= Written instruction =
Pick out all lines of the entries that include the word "this" and copy them.

= Dataset excerpts =
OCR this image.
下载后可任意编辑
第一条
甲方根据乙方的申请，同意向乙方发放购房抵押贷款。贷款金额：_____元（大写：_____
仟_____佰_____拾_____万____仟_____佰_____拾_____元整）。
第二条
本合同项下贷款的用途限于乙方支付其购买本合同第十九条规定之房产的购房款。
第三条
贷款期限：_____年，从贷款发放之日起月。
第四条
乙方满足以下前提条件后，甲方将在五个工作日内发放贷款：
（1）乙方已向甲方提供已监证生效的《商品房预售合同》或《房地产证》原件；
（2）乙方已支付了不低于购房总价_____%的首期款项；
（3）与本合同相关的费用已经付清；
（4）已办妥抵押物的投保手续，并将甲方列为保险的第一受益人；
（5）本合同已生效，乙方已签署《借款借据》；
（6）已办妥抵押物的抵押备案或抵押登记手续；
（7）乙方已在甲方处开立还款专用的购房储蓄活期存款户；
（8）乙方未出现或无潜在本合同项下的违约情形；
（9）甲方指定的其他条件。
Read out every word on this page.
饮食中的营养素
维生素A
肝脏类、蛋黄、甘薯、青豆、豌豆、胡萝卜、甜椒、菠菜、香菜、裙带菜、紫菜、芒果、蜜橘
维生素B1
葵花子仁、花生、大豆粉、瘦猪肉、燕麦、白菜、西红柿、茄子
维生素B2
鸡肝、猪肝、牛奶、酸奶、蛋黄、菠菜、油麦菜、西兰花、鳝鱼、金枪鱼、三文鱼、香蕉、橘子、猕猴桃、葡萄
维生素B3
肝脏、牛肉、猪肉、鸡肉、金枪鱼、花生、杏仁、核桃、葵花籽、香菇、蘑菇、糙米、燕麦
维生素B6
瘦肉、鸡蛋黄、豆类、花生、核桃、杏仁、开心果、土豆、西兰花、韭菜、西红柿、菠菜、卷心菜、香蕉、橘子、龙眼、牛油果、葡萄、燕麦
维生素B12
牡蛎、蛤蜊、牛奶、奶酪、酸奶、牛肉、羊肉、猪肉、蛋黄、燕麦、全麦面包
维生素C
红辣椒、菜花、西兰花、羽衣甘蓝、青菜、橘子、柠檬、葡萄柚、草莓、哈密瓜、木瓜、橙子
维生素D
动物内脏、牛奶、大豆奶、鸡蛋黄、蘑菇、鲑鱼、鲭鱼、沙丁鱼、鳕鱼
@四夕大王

= Finished answer =
OCR this image.
Read out every word on this page.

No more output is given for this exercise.